__Given request__. Produce an exact copy of all the records.

__Records__.
----
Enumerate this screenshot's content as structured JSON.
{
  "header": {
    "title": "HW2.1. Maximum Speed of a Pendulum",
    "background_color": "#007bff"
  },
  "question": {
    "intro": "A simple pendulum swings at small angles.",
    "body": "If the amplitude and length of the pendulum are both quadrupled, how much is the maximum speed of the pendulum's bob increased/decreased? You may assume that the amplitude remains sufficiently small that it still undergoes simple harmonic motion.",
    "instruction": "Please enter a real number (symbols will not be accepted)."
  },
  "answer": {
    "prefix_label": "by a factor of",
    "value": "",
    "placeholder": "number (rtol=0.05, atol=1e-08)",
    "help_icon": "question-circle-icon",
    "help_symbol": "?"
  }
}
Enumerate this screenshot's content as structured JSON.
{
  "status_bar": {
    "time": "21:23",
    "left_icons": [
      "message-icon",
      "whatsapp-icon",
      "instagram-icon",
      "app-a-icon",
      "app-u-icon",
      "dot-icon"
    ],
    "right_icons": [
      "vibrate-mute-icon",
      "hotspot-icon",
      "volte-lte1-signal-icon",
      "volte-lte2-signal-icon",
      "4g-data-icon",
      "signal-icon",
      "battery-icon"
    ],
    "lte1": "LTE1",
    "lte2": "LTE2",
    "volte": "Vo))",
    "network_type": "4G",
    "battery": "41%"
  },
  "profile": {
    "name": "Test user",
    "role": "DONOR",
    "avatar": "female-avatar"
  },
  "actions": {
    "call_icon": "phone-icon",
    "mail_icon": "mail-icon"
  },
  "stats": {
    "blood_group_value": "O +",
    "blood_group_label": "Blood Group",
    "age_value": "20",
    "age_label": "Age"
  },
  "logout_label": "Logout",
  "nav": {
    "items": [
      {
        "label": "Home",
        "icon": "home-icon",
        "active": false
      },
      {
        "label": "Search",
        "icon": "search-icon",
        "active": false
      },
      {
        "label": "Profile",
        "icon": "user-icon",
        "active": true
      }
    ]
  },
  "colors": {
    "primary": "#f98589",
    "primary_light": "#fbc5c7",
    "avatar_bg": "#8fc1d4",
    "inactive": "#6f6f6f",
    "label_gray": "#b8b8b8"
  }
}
----
__Task answer__.
Enumerate this screenshot's content as structured JSON.
{
  "header": {
    "title": "HW2.1. Maximum Speed of a Pendulum",
    "background_color": "#007bff"
  },
  "question": {
    "intro": "A simple pendulum swings at small angles.",
    "body": "If the amplitude and length of the pendulum are both quadrupled, how much is the maximum speed of the pendulum's bob increased/decreased? You may assume that the amplitude remains sufficiently small that it still undergoes simple harmonic motion.",
    "instruction": "Please enter a real number (symbols will not be accepted)."
  },
  "answer": {
    "prefix_label": "by a factor of",
    "value": "",
    "placeholder": "number (rtol=0.05, atol=1e-08)",
    "help_icon": "question-circle-icon",
    "help_symbol": "?"
  }
}
Enumerate this screenshot's content as structured JSON.
{
  "status_bar": {
    "time": "21:23",
    "left_icons": [
      "message-icon",
      "whatsapp-icon",
      "instagram-icon",
      "app-a-icon",
      "app-u-icon",
      "dot-icon"
    ],
    "right_icons": [
      "vibrate-mute-icon",
      "hotspot-icon",
      "volte-lte1-signal-icon",
      "volte-lte2-signal-icon",
      "4g-data-icon",
      "signal-icon",
      "battery-icon"
    ],
    "lte1": "LTE1",
    "lte2": "LTE2",
    "volte": "Vo))",
    "network_type": "4G",
    "battery": "41%"
  },
  "profile": {
    "name": "Test user",
    "role": "DONOR",
    "avatar": "female-avatar"
  },
  "actions": {
    "call_icon": "phone-icon",
    "mail_icon": "mail-icon"
  },
  "stats": {
    "blood_group_value": "O +",
    "blood_group_label": "Blood Group",
    "age_value": "20",
    "age_label": "Age"
  },
  "logout_label": "Logout",
  "nav": {
    "items": [
      {
        "label": "Home",
        "icon": "home-icon",
        "active": false
      },
      {
        "label": "Search",
        "icon": "search-icon",
        "active": false
      },
      {
        "label": "Profile",
        "icon": "user-icon",
        "active": true
      }
    ]
  },
  "colors": {
    "primary": "#f98589",
    "primary_light": "#fbc5c7",
    "avatar_bg": "#8fc1d4",
    "inactive": "#6f6f6f",
    "label_gray": "#b8b8b8"
  }
}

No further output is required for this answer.